- [Stated goal]:
Every entry needs to be reproduced exactly.

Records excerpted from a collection
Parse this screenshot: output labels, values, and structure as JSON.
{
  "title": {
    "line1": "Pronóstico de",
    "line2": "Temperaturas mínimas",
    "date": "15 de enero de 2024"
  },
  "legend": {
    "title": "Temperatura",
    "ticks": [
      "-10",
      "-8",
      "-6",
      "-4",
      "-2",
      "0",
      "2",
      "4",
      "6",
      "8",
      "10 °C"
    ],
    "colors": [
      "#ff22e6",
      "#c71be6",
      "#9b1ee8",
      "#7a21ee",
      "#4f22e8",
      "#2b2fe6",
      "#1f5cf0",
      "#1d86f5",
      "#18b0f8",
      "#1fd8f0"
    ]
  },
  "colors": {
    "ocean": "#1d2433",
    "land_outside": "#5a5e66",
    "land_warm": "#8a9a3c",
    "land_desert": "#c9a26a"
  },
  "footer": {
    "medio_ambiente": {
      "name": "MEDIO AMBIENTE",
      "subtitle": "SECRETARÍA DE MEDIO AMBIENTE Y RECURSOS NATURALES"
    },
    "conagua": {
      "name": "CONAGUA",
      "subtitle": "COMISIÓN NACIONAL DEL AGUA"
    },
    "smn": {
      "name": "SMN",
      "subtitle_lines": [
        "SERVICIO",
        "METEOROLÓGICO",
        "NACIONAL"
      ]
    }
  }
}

- [Response]:
Parse this screenshot: output labels, values, and structure as JSON.
{
  "title": {
    "line1": "Pronóstico de",
    "line2": "Temperaturas mínimas",
    "date": "15 de enero de 2024"
  },
  "legend": {
    "title": "Temperatura",
    "ticks": [
      "-10",
      "-8",
      "-6",
      "-4",
      "-2",
      "0",
      "2",
      "4",
      "6",
      "8",
      "10 °C"
    ],
    "colors": [
      "#ff22e6",
      "#c71be6",
      "#9b1ee8",
      "#7a21ee",
      "#4f22e8",
      "#2b2fe6",
      "#1f5cf0",
      "#1d86f5",
      "#18b0f8",
      "#1fd8f0"
    ]
  },
  "colors": {
    "ocean": "#1d2433",
    "land_outside": "#5a5e66",
    "land_warm": "#8a9a3c",
    "land_desert": "#c9a26a"
  },
  "footer": {
    "medio_ambiente": {
      "name": "MEDIO AMBIENTE",
      "subtitle": "SECRETARÍA DE MEDIO AMBIENTE Y RECURSOS NATURALES"
    },
    "conagua": {
      "name": "CONAGUA",
      "subtitle": "COMISIÓN NACIONAL DEL AGUA"
    },
    "smn": {
      "name": "SMN",
      "subtitle_lines": [
        "SERVICIO",
        "METEOROLÓGICO",
        "NACIONAL"
      ]
    }
  }
}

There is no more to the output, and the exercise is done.